Return the records word for word. Any pictures in them are not part of the copy.

> _Material for this exercise_:
-.-.-

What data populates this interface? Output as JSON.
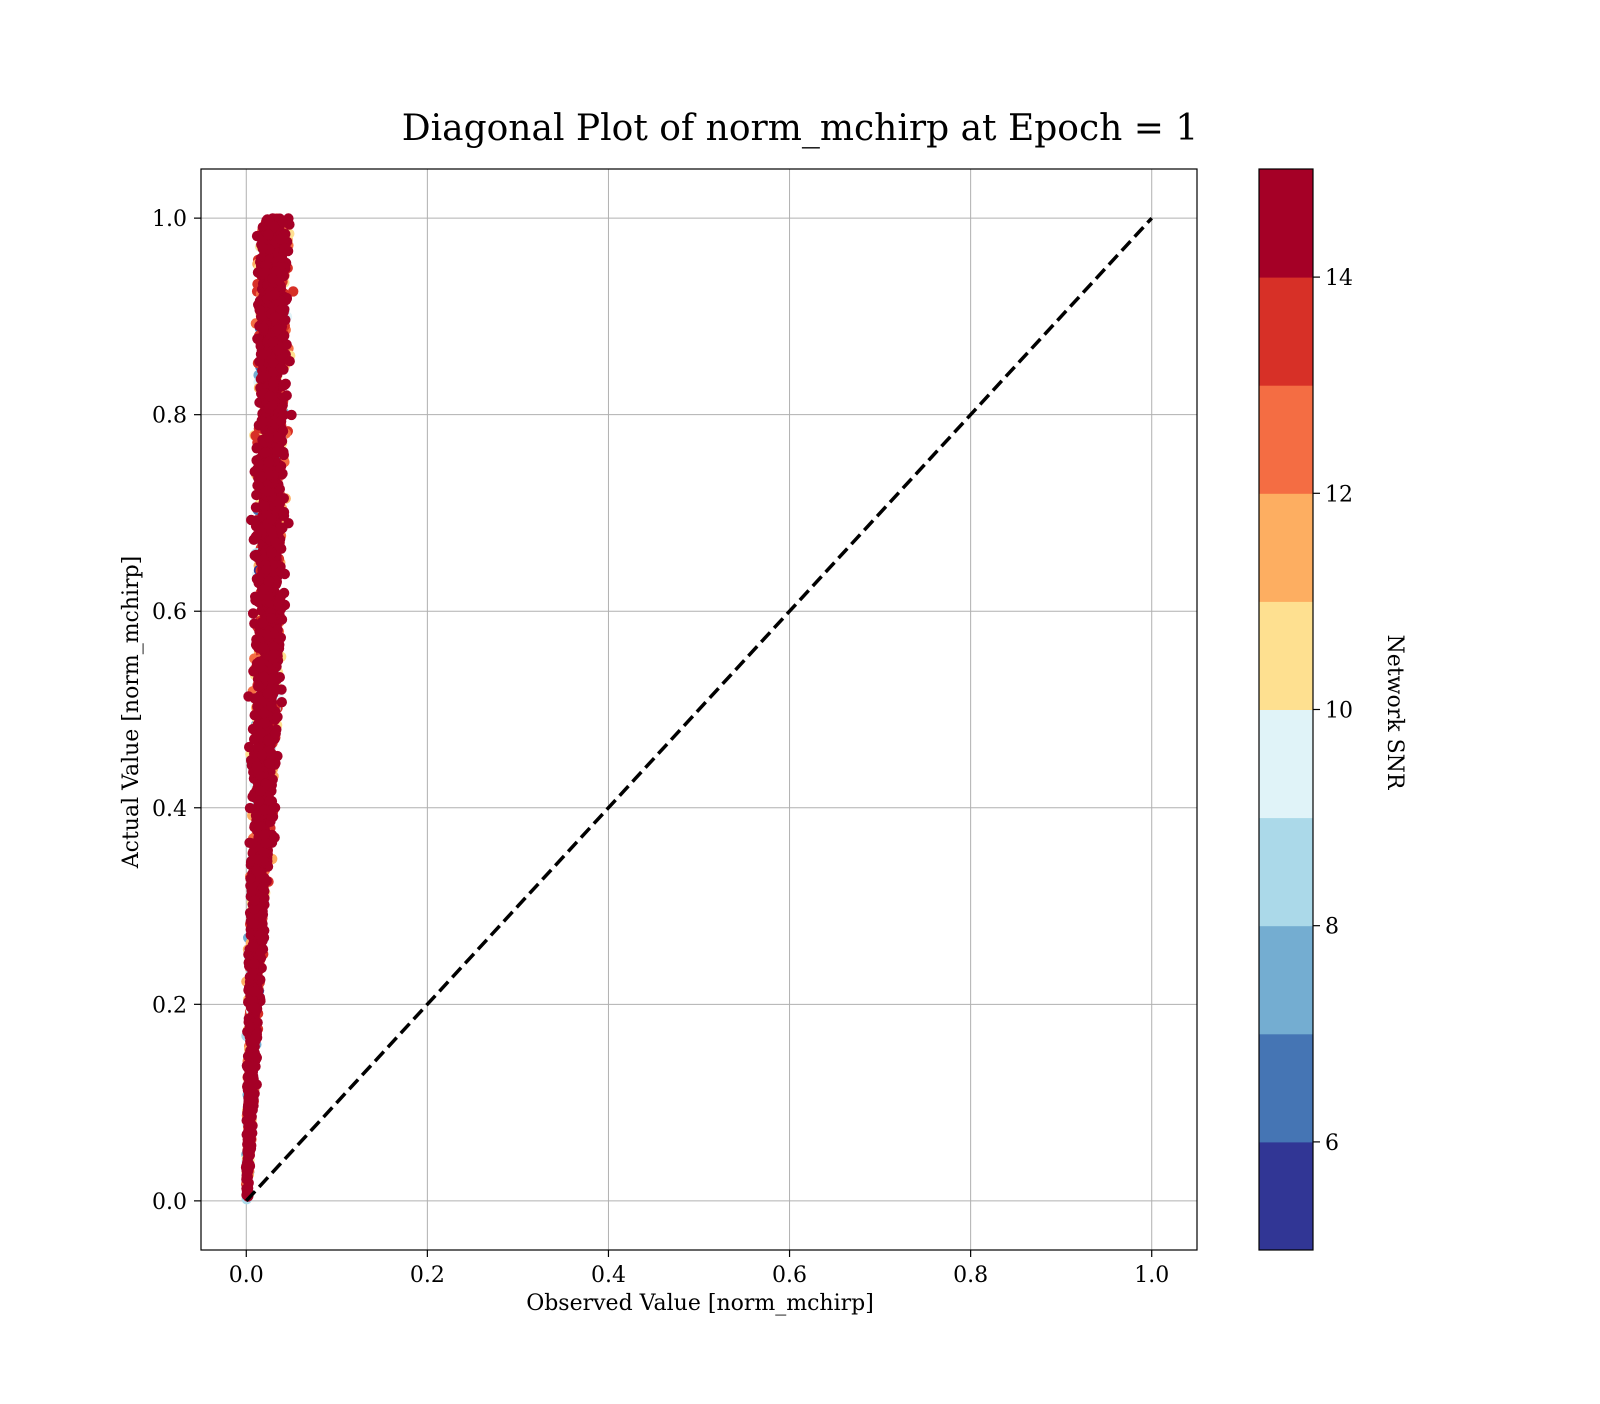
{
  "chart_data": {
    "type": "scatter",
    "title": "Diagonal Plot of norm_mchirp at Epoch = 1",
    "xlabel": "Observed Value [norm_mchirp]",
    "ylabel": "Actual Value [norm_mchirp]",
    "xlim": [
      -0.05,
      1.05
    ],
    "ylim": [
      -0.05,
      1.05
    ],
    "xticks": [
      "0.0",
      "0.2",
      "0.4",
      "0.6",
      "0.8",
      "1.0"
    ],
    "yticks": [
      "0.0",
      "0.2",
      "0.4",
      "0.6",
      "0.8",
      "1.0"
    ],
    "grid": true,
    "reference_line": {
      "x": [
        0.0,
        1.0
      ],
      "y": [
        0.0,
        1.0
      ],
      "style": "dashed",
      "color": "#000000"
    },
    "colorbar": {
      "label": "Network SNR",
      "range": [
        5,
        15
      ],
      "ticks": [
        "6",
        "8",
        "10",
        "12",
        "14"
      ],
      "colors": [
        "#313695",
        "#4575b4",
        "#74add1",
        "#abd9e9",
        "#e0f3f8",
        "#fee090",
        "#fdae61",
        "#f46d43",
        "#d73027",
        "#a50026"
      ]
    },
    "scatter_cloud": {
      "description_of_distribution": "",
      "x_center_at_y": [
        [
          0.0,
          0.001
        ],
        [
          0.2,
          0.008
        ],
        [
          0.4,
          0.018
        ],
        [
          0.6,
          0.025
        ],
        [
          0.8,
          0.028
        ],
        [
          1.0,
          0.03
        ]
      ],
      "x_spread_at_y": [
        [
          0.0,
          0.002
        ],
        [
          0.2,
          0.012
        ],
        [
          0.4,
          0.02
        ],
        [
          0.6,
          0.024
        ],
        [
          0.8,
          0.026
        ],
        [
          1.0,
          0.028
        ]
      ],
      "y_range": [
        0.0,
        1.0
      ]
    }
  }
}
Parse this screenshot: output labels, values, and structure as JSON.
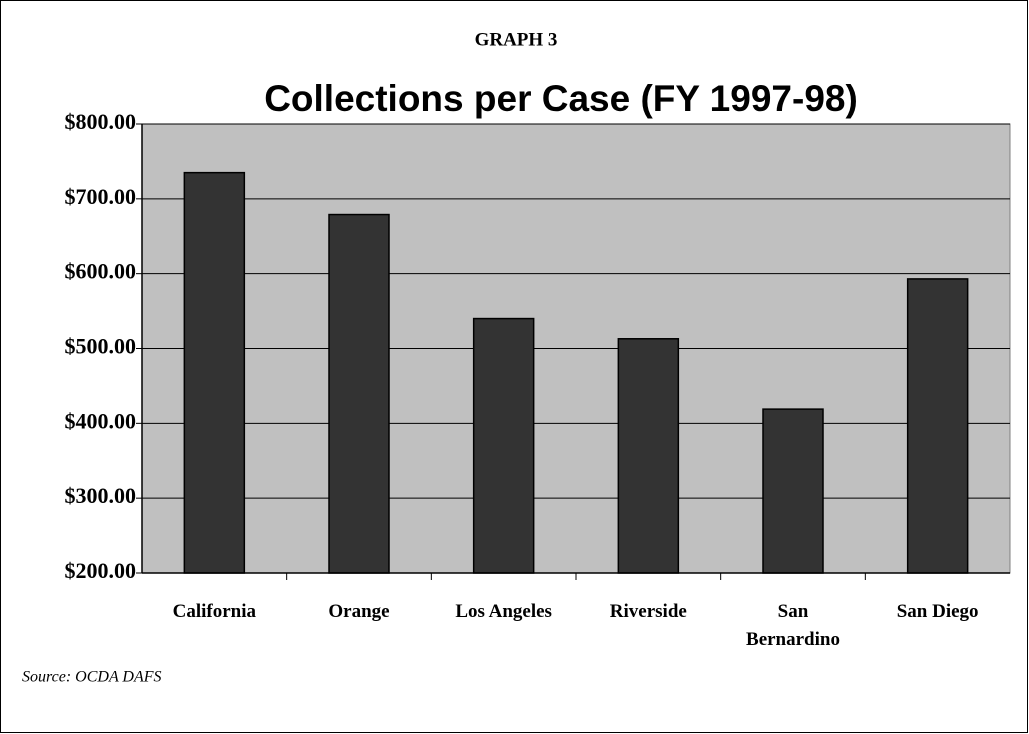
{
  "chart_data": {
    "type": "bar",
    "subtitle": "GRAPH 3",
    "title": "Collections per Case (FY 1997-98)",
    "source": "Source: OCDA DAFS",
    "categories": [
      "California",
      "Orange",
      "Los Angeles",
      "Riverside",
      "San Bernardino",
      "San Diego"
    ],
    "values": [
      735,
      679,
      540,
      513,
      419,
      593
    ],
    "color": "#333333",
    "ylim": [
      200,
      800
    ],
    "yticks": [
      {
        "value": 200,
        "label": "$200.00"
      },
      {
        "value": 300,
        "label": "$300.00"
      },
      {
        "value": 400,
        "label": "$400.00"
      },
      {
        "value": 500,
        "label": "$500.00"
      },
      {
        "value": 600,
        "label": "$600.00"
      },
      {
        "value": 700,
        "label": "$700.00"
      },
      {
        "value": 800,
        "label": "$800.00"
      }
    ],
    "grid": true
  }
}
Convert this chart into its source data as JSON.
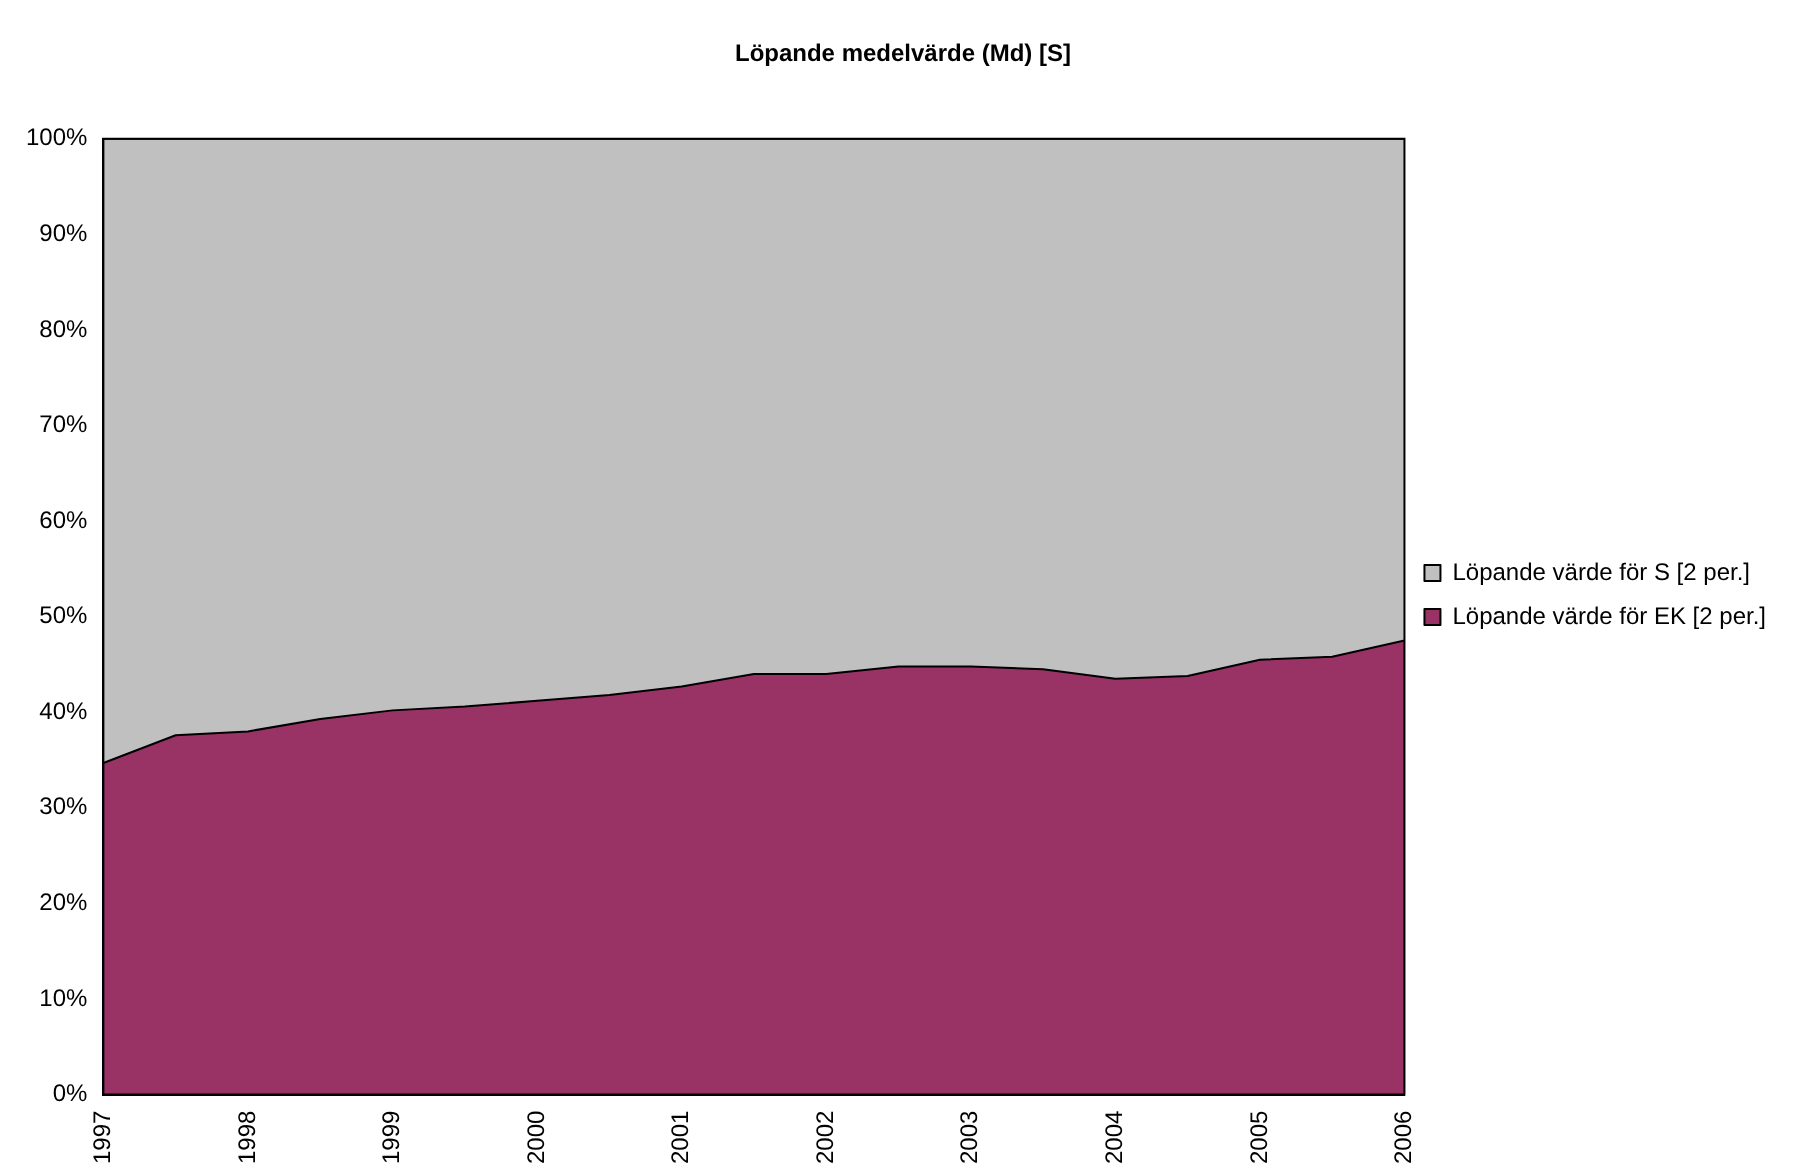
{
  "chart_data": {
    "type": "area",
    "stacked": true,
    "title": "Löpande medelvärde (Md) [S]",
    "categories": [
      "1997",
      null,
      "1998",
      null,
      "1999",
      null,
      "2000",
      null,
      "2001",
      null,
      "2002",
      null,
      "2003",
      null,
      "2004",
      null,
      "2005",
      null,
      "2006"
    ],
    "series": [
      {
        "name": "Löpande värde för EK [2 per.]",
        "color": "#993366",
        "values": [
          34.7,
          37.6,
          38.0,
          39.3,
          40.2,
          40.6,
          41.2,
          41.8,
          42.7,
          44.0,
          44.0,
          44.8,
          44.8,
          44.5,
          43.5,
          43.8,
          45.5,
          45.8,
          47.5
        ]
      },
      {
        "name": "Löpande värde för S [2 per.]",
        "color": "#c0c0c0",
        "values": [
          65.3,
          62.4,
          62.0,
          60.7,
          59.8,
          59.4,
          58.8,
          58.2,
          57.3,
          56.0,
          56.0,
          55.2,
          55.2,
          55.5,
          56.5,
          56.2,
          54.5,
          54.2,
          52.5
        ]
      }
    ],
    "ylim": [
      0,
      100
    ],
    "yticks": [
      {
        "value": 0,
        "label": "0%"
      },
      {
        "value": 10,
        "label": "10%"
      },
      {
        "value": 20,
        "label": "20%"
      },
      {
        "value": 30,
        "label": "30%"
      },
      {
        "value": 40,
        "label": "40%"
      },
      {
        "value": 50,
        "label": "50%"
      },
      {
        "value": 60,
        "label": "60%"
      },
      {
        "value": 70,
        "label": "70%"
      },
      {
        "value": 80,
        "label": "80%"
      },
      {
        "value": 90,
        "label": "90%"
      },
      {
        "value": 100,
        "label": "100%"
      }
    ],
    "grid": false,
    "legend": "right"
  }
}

-.-.-

> _Expected answer_:
What data populates this interface? Output as JSON.
{
  "chart_data": {
    "type": "scatter",
    "title": "Diagonal Plot of norm_mchirp at Epoch = 1",
    "xlabel": "Observed Value [norm_mchirp]",
    "ylabel": "Actual Value [norm_mchirp]",
    "xlim": [
      -0.05,
      1.05
    ],
    "ylim": [
      -0.05,
      1.05
    ],
    "xticks": [
      "0.0",
      "0.2",
      "0.4",
      "0.6",
      "0.8",
      "1.0"
    ],
    "yticks": [
      "0.0",
      "0.2",
      "0.4",
      "0.6",
      "0.8",
      "1.0"
    ],
    "grid": true,
    "reference_line": {
      "x": [
        0.0,
        1.0
      ],
      "y": [
        0.0,
        1.0
      ],
      "style": "dashed",
      "color": "#000000"
    },
    "colorbar": {
      "label": "Network SNR",
      "range": [
        5,
        15
      ],
      "ticks": [
        "6",
        "8",
        "10",
        "12",
        "14"
      ],
      "colors": [
        "#313695",
        "#4575b4",
        "#74add1",
        "#abd9e9",
        "#e0f3f8",
        "#fee090",
        "#fdae61",
        "#f46d43",
        "#d73027",
        "#a50026"
      ]
    },
    "scatter_cloud": {
      "description_of_distribution": "",
      "x_center_at_y": [
        [
          0.0,
          0.001
        ],
        [
          0.2,
          0.008
        ],
        [
          0.4,
          0.018
        ],
        [
          0.6,
          0.025
        ],
        [
          0.8,
          0.028
        ],
        [
          1.0,
          0.03
        ]
      ],
      "x_spread_at_y": [
        [
          0.0,
          0.002
        ],
        [
          0.2,
          0.012
        ],
        [
          0.4,
          0.02
        ],
        [
          0.6,
          0.024
        ],
        [
          0.8,
          0.026
        ],
        [
          1.0,
          0.028
        ]
      ],
      "y_range": [
        0.0,
        1.0
      ]
    }
  }
}
Parse this screenshot: output labels, values, and structure as JSON.
{
  "chart_data": {
    "type": "bar",
    "subtitle": "GRAPH 3",
    "title": "Collections per Case (FY 1997-98)",
    "source": "Source: OCDA DAFS",
    "categories": [
      "California",
      "Orange",
      "Los Angeles",
      "Riverside",
      "San Bernardino",
      "San Diego"
    ],
    "values": [
      735,
      679,
      540,
      513,
      419,
      593
    ],
    "color": "#333333",
    "ylim": [
      200,
      800
    ],
    "yticks": [
      {
        "value": 200,
        "label": "$200.00"
      },
      {
        "value": 300,
        "label": "$300.00"
      },
      {
        "value": 400,
        "label": "$400.00"
      },
      {
        "value": 500,
        "label": "$500.00"
      },
      {
        "value": 600,
        "label": "$600.00"
      },
      {
        "value": 700,
        "label": "$700.00"
      },
      {
        "value": 800,
        "label": "$800.00"
      }
    ],
    "grid": true
  }
}
Convert this chart into its source data as JSON.
{
  "chart_data": {
    "type": "area",
    "stacked": true,
    "title": "Löpande medelvärde (Md) [S]",
    "categories": [
      "1997",
      null,
      "1998",
      null,
      "1999",
      null,
      "2000",
      null,
      "2001",
      null,
      "2002",
      null,
      "2003",
      null,
      "2004",
      null,
      "2005",
      null,
      "2006"
    ],
    "series": [
      {
        "name": "Löpande värde för EK [2 per.]",
        "color": "#993366",
        "values": [
          34.7,
          37.6,
          38.0,
          39.3,
          40.2,
          40.6,
          41.2,
          41.8,
          42.7,
          44.0,
          44.0,
          44.8,
          44.8,
          44.5,
          43.5,
          43.8,
          45.5,
          45.8,
          47.5
        ]
      },
      {
        "name": "Löpande värde för S [2 per.]",
        "color": "#c0c0c0",
        "values": [
          65.3,
          62.4,
          62.0,
          60.7,
          59.8,
          59.4,
          58.8,
          58.2,
          57.3,
          56.0,
          56.0,
          55.2,
          55.2,
          55.5,
          56.5,
          56.2,
          54.5,
          54.2,
          52.5
        ]
      }
    ],
    "ylim": [
      0,
      100
    ],
    "yticks": [
      {
        "value": 0,
        "label": "0%"
      },
      {
        "value": 10,
        "label": "10%"
      },
      {
        "value": 20,
        "label": "20%"
      },
      {
        "value": 30,
        "label": "30%"
      },
      {
        "value": 40,
        "label": "40%"
      },
      {
        "value": 50,
        "label": "50%"
      },
      {
        "value": 60,
        "label": "60%"
      },
      {
        "value": 70,
        "label": "70%"
      },
      {
        "value": 80,
        "label": "80%"
      },
      {
        "value": 90,
        "label": "90%"
      },
      {
        "value": 100,
        "label": "100%"
      }
    ],
    "grid": false,
    "legend": "right"
  }
}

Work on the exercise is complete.